Extrayez du listing chaque ligne où figure la chaîne "line", en respectant la casse.

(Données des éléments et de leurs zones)
------------

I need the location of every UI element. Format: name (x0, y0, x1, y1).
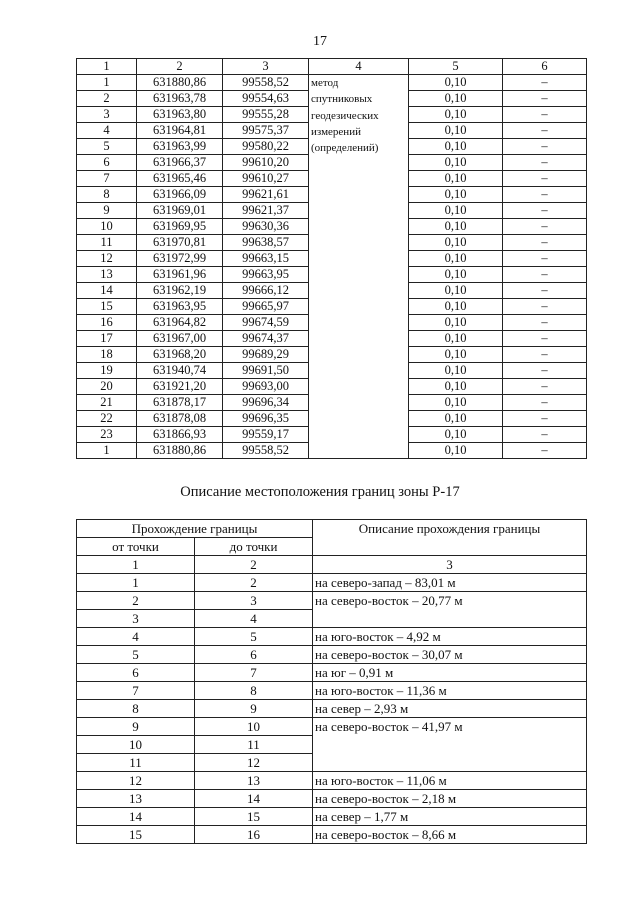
coords-cell: 0,10 (409, 331, 503, 347)
to-point-cell: 13 (195, 772, 313, 790)
coords-cell: – (503, 395, 587, 411)
from-point-cell: 8 (77, 700, 195, 718)
to-point-cell: 10 (195, 718, 313, 736)
coords-cell: – (503, 187, 587, 203)
table-row (77, 75, 587, 91)
coords-cell: 16 (77, 315, 137, 331)
coords-cell: 23 (77, 427, 137, 443)
coords-cell: – (503, 267, 587, 283)
direction-description-cell: на север – 1,77 м (313, 808, 587, 826)
coords-cell: 99689,29 (223, 347, 309, 363)
coords-cell: 14 (77, 283, 137, 299)
from-point-cell: 6 (77, 664, 195, 682)
coords-cell: 631880,86 (137, 443, 223, 459)
coords-cell: 0,10 (409, 171, 503, 187)
coords-cell: 631963,80 (137, 107, 223, 123)
coords-cell: 1 (77, 443, 137, 459)
coords-cell: 0,10 (409, 123, 503, 139)
coords-cell: – (503, 315, 587, 331)
coords-cell: 0,10 (409, 347, 503, 363)
header-to-point: до точки (195, 538, 313, 556)
coords-header-cell: 3 (223, 59, 309, 75)
coords-cell: – (503, 219, 587, 235)
coords-cell: 631961,96 (137, 267, 223, 283)
coords-cell: 631921,20 (137, 379, 223, 395)
coords-cell: 631962,19 (137, 283, 223, 299)
table-row (77, 700, 587, 718)
coords-cell: 0,10 (409, 283, 503, 299)
coords-cell: 0,10 (409, 395, 503, 411)
from-point-cell: 1 (77, 574, 195, 592)
direction-description-cell: на юго-восток – 11,36 м (313, 682, 587, 700)
table-row (77, 592, 587, 610)
coords-cell: 99638,57 (223, 235, 309, 251)
to-point-cell: 4 (195, 610, 313, 628)
table-row (77, 646, 587, 664)
header-boundary-pass: Прохождение границы (77, 520, 313, 538)
table-row (77, 718, 587, 736)
header-description: Описание прохождения границы (313, 520, 587, 556)
coords-cell: – (503, 171, 587, 187)
coords-header-cell: 1 (77, 59, 137, 75)
table-row (77, 772, 587, 790)
method-line: спутниковых (311, 93, 373, 106)
table-row (77, 664, 587, 682)
coords-cell: 99696,34 (223, 395, 309, 411)
from-point-cell: 5 (77, 646, 195, 664)
coords-cell: 0,10 (409, 107, 503, 123)
coords-cell: 0,10 (409, 363, 503, 379)
coords-cell: 0,10 (409, 203, 503, 219)
boundary-description-table (76, 519, 587, 844)
coords-header-cell: 4 (309, 59, 409, 75)
coords-header-cell: 2 (137, 59, 223, 75)
section-title: Описание местоположения границ зоны Р-17 (180, 484, 460, 500)
coords-cell: 631972,99 (137, 251, 223, 267)
coords-cell: 0,10 (409, 315, 503, 331)
coords-cell: 19 (77, 363, 137, 379)
from-point-cell: 3 (77, 610, 195, 628)
coords-cell: – (503, 203, 587, 219)
direction-description-cell: на северо-восток – 41,97 м (313, 718, 587, 772)
coords-cell: 631966,09 (137, 187, 223, 203)
column-number-cell: 1 (77, 556, 195, 574)
direction-description-cell: на северо-восток – 30,07 м (313, 646, 587, 664)
coords-cell: 0,10 (409, 155, 503, 171)
coords-cell: 99621,37 (223, 203, 309, 219)
coords-cell: 0,10 (409, 91, 503, 107)
coords-cell: 631963,95 (137, 299, 223, 315)
direction-description-cell: на северо-восток – 8,66 м (313, 826, 587, 844)
coords-cell: – (503, 443, 587, 459)
coords-cell: 631970,81 (137, 235, 223, 251)
coords-cell: 99558,52 (223, 75, 309, 91)
column-number-cell: 3 (313, 556, 587, 574)
coords-cell: 13 (77, 267, 137, 283)
to-point-cell: 9 (195, 700, 313, 718)
coords-cell: 20 (77, 379, 137, 395)
coords-cell: 631866,93 (137, 427, 223, 443)
coords-cell: – (503, 139, 587, 155)
coords-cell: 631965,46 (137, 171, 223, 187)
coords-cell: 99663,15 (223, 251, 309, 267)
coords-cell: 0,10 (409, 219, 503, 235)
coords-cell: – (503, 331, 587, 347)
coords-cell: 631963,78 (137, 91, 223, 107)
to-point-cell: 2 (195, 574, 313, 592)
coords-cell: 631969,95 (137, 219, 223, 235)
coords-cell: 99580,22 (223, 139, 309, 155)
coords-cell: 15 (77, 299, 137, 315)
coords-cell: – (503, 107, 587, 123)
coords-cell: 99666,12 (223, 283, 309, 299)
direction-description-cell: на юго-восток – 11,06 м (313, 772, 587, 790)
coords-cell: – (503, 123, 587, 139)
coords-cell: 0,10 (409, 235, 503, 251)
direction-description-cell: на северо-запад – 83,01 м (313, 574, 587, 592)
coords-cell: 99558,52 (223, 443, 309, 459)
coords-cell: 99674,37 (223, 331, 309, 347)
method-line: геодезических (311, 109, 379, 122)
coords-cell: 99691,50 (223, 363, 309, 379)
coords-cell: 99674,59 (223, 315, 309, 331)
coords-cell: 631878,17 (137, 395, 223, 411)
coords-header-cell: 6 (503, 59, 587, 75)
coords-cell: – (503, 379, 587, 395)
coords-cell: 6 (77, 155, 137, 171)
from-point-cell: 10 (77, 736, 195, 754)
coords-cell: 1 (77, 75, 137, 91)
direction-description-cell: на юго-восток – 4,92 м (313, 628, 587, 646)
from-point-cell: 11 (77, 754, 195, 772)
coords-cell: 99621,61 (223, 187, 309, 203)
table-row (77, 808, 587, 826)
coords-cell: 631966,37 (137, 155, 223, 171)
coords-cell: – (503, 91, 587, 107)
coords-cell: 17 (77, 331, 137, 347)
coords-cell: 21 (77, 395, 137, 411)
coords-cell: 12 (77, 251, 137, 267)
to-point-cell: 5 (195, 628, 313, 646)
method-line: (определений) (311, 142, 379, 155)
coords-cell: 0,10 (409, 267, 503, 283)
coords-cell: 18 (77, 347, 137, 363)
coords-cell: 0,10 (409, 187, 503, 203)
from-point-cell: 15 (77, 826, 195, 844)
header-from-point: от точки (77, 538, 195, 556)
coords-cell: 99610,27 (223, 171, 309, 187)
coords-cell: 22 (77, 411, 137, 427)
coords-cell: 99555,28 (223, 107, 309, 123)
coords-cell: 2 (77, 91, 137, 107)
coords-cell: 99665,97 (223, 299, 309, 315)
page-number: 17 (313, 34, 327, 49)
coords-cell: 631964,81 (137, 123, 223, 139)
coords-cell: – (503, 251, 587, 267)
table-row (77, 682, 587, 700)
from-point-cell: 12 (77, 772, 195, 790)
coords-cell: – (503, 347, 587, 363)
coords-cell: 631963,99 (137, 139, 223, 155)
coords-cell: 99696,35 (223, 411, 309, 427)
coords-header-row (77, 59, 587, 75)
coords-cell: – (503, 427, 587, 443)
from-point-cell: 2 (77, 592, 195, 610)
from-point-cell: 9 (77, 718, 195, 736)
table-row (77, 574, 587, 592)
coords-cell: 0,10 (409, 411, 503, 427)
coords-cell: 3 (77, 107, 137, 123)
table-row (77, 826, 587, 844)
coords-cell: 7 (77, 171, 137, 187)
coords-cell: 0,10 (409, 379, 503, 395)
coords-cell: 99610,20 (223, 155, 309, 171)
coords-cell: 631967,00 (137, 331, 223, 347)
coords-cell: 631969,01 (137, 203, 223, 219)
coords-cell: 0,10 (409, 443, 503, 459)
from-point-cell: 14 (77, 808, 195, 826)
coords-cell: – (503, 155, 587, 171)
from-point-cell: 4 (77, 628, 195, 646)
coords-cell: 0,10 (409, 427, 503, 443)
to-point-cell: 3 (195, 592, 313, 610)
coordinates-table (76, 58, 587, 459)
coords-cell: 631964,82 (137, 315, 223, 331)
to-point-cell: 7 (195, 664, 313, 682)
coords-cell: 99663,95 (223, 267, 309, 283)
method-line: измерений (311, 125, 361, 138)
coords-cell: 99559,17 (223, 427, 309, 443)
to-point-cell: 16 (195, 826, 313, 844)
from-point-cell: 7 (77, 682, 195, 700)
to-point-cell: 11 (195, 736, 313, 754)
coords-cell: 99693,00 (223, 379, 309, 395)
method-cell (309, 75, 409, 459)
from-point-cell: 13 (77, 790, 195, 808)
coords-header-cell: 5 (409, 59, 503, 75)
coords-cell: 631940,74 (137, 363, 223, 379)
coords-cell: 9 (77, 203, 137, 219)
coords-cell: 11 (77, 235, 137, 251)
table-row (77, 628, 587, 646)
coords-cell: 0,10 (409, 251, 503, 267)
coords-cell: 631968,20 (137, 347, 223, 363)
direction-description-cell: на север – 2,93 м (313, 700, 587, 718)
coords-cell: – (503, 363, 587, 379)
coords-cell: 99575,37 (223, 123, 309, 139)
coords-cell: 0,10 (409, 139, 503, 155)
coords-cell: 8 (77, 187, 137, 203)
to-point-cell: 15 (195, 808, 313, 826)
coords-cell: – (503, 283, 587, 299)
coords-cell: 0,10 (409, 75, 503, 91)
method-line: метод (311, 77, 339, 89)
to-point-cell: 12 (195, 754, 313, 772)
table-row (77, 790, 587, 808)
coords-cell: 99630,36 (223, 219, 309, 235)
coords-cell: 5 (77, 139, 137, 155)
coords-cell: – (503, 299, 587, 315)
coords-cell: 631880,86 (137, 75, 223, 91)
coords-cell: 631878,08 (137, 411, 223, 427)
coords-cell: 0,10 (409, 299, 503, 315)
to-point-cell: 6 (195, 646, 313, 664)
coords-cell: – (503, 75, 587, 91)
coords-cell: 4 (77, 123, 137, 139)
coords-cell: 99554,63 (223, 91, 309, 107)
to-point-cell: 8 (195, 682, 313, 700)
column-number-cell: 2 (195, 556, 313, 574)
coords-cell: 10 (77, 219, 137, 235)
coords-cell: – (503, 411, 587, 427)
direction-description-cell: на северо-восток – 2,18 м (313, 790, 587, 808)
direction-description-cell: на северо-восток – 20,77 м (313, 592, 587, 628)
coords-cell: – (503, 235, 587, 251)
to-point-cell: 14 (195, 790, 313, 808)
direction-description-cell: на юг – 0,91 м (313, 664, 587, 682)
bounds-header-row (77, 520, 587, 538)
bounds-number-row (77, 556, 587, 574)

------------

_Résultat obtenu_
method-line: спутниковых (311, 93, 373, 106)
method-line: геодезических (311, 109, 379, 122)
method-line: (определений) (311, 142, 379, 155)
method-line: измерений (311, 125, 361, 138)
method-line: метод (311, 77, 339, 89)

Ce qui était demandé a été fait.